━━━━━ Material ━━━━━

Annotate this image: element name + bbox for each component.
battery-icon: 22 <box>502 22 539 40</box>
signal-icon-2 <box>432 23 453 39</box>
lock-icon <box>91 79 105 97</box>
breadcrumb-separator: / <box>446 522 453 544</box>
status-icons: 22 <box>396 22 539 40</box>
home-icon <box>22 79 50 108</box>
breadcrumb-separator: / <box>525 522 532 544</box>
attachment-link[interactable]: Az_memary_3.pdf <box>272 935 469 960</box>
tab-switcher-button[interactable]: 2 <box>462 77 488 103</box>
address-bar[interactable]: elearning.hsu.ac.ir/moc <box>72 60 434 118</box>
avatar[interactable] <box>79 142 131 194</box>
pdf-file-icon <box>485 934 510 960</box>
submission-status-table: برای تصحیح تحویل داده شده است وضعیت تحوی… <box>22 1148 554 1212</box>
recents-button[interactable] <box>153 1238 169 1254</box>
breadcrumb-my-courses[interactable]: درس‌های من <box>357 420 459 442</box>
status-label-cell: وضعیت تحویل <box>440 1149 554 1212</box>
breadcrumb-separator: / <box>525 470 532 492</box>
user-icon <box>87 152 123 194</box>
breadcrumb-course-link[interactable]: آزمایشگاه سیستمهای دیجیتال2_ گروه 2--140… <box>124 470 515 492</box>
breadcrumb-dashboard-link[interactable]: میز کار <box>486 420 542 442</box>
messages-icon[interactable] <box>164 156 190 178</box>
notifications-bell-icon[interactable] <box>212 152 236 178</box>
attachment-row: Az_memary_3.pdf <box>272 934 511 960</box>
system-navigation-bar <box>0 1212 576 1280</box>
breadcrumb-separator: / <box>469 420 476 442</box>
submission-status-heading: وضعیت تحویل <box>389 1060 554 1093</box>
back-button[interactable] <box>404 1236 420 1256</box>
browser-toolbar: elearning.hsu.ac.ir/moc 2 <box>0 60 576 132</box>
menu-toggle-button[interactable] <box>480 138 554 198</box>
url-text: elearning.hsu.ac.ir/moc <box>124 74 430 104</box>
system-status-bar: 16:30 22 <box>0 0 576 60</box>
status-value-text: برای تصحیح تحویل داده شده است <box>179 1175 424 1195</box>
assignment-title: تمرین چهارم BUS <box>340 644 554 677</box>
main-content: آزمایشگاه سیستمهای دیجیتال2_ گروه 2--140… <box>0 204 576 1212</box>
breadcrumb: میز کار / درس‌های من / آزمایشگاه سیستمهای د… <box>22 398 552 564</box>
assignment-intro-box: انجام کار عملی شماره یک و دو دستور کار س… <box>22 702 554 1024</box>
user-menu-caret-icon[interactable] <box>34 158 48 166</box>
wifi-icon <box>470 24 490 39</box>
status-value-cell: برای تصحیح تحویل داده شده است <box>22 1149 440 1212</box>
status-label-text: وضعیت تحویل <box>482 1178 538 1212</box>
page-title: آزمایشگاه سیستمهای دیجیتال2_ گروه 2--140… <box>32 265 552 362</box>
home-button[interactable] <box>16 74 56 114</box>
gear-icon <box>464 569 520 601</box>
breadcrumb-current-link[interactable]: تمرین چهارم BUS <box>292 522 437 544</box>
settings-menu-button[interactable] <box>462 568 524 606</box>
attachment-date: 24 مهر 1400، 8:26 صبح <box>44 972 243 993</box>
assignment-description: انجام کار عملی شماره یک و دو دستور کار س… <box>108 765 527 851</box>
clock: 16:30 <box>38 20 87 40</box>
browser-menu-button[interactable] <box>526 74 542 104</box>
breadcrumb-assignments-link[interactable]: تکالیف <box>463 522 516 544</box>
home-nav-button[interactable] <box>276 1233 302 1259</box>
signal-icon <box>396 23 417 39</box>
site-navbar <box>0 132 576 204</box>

━━━━━

## Written instruction
Can you update the listing above so that every "breadcrumb-separator" becomes "path-divider", with everything else left unchanged?

## Finished exercise
Annotate this image: element name + bbox for each component.
battery-icon: 22 <box>502 22 539 40</box>
signal-icon-2 <box>432 23 453 39</box>
lock-icon <box>91 79 105 97</box>
path-divider: / <box>446 522 453 544</box>
status-icons: 22 <box>396 22 539 40</box>
home-icon <box>22 79 50 108</box>
path-divider: / <box>525 522 532 544</box>
attachment-link[interactable]: Az_memary_3.pdf <box>272 935 469 960</box>
tab-switcher-button[interactable]: 2 <box>462 77 488 103</box>
address-bar[interactable]: elearning.hsu.ac.ir/moc <box>72 60 434 118</box>
avatar[interactable] <box>79 142 131 194</box>
pdf-file-icon <box>485 934 510 960</box>
submission-status-table: برای تصحیح تحویل داده شده است وضعیت تحوی… <box>22 1148 554 1212</box>
recents-button[interactable] <box>153 1238 169 1254</box>
breadcrumb-my-courses[interactable]: درس‌های من <box>357 420 459 442</box>
status-label-cell: وضعیت تحویل <box>440 1149 554 1212</box>
path-divider: / <box>525 470 532 492</box>
user-icon <box>87 152 123 194</box>
breadcrumb-course-link[interactable]: آزمایشگاه سیستمهای دیجیتال2_ گروه 2--140… <box>124 470 515 492</box>
breadcrumb-dashboard-link[interactable]: میز کار <box>486 420 542 442</box>
messages-icon[interactable] <box>164 156 190 178</box>
notifications-bell-icon[interactable] <box>212 152 236 178</box>
attachment-row: Az_memary_3.pdf <box>272 934 511 960</box>
system-navigation-bar <box>0 1212 576 1280</box>
path-divider: / <box>469 420 476 442</box>
submission-status-heading: وضعیت تحویل <box>389 1060 554 1093</box>
back-button[interactable] <box>404 1236 420 1256</box>
browser-toolbar: elearning.hsu.ac.ir/moc 2 <box>0 60 576 132</box>
menu-toggle-button[interactable] <box>480 138 554 198</box>
url-text: elearning.hsu.ac.ir/moc <box>124 74 430 104</box>
system-status-bar: 16:30 22 <box>0 0 576 60</box>
status-value-text: برای تصحیح تحویل داده شده است <box>179 1175 424 1195</box>
assignment-title: تمرین چهارم BUS <box>340 644 554 677</box>
main-content: آزمایشگاه سیستمهای دیجیتال2_ گروه 2--140… <box>0 204 576 1212</box>
breadcrumb: میز کار / درس‌های من / آزمایشگاه سیستمهای د… <box>22 398 552 564</box>
assignment-intro-box: انجام کار عملی شماره یک و دو دستور کار س… <box>22 702 554 1024</box>
user-menu-caret-icon[interactable] <box>34 158 48 166</box>
wifi-icon <box>470 24 490 39</box>
status-value-cell: برای تصحیح تحویل داده شده است <box>22 1149 440 1212</box>
status-label-text: وضعیت تحویل <box>482 1178 538 1212</box>
page-title: آزمایشگاه سیستمهای دیجیتال2_ گروه 2--140… <box>32 265 552 362</box>
home-button[interactable] <box>16 74 56 114</box>
gear-icon <box>464 569 520 601</box>
breadcrumb-current-link[interactable]: تمرین چهارم BUS <box>292 522 437 544</box>
settings-menu-button[interactable] <box>462 568 524 606</box>
attachment-date: 24 مهر 1400، 8:26 صبح <box>44 972 243 993</box>
assignment-description: انجام کار عملی شماره یک و دو دستور کار س… <box>108 765 527 851</box>
clock: 16:30 <box>38 20 87 40</box>
browser-menu-button[interactable] <box>526 74 542 104</box>
breadcrumb-assignments-link[interactable]: تکالیف <box>463 522 516 544</box>
home-nav-button[interactable] <box>276 1233 302 1259</box>
signal-icon <box>396 23 417 39</box>
site-navbar <box>0 132 576 204</box>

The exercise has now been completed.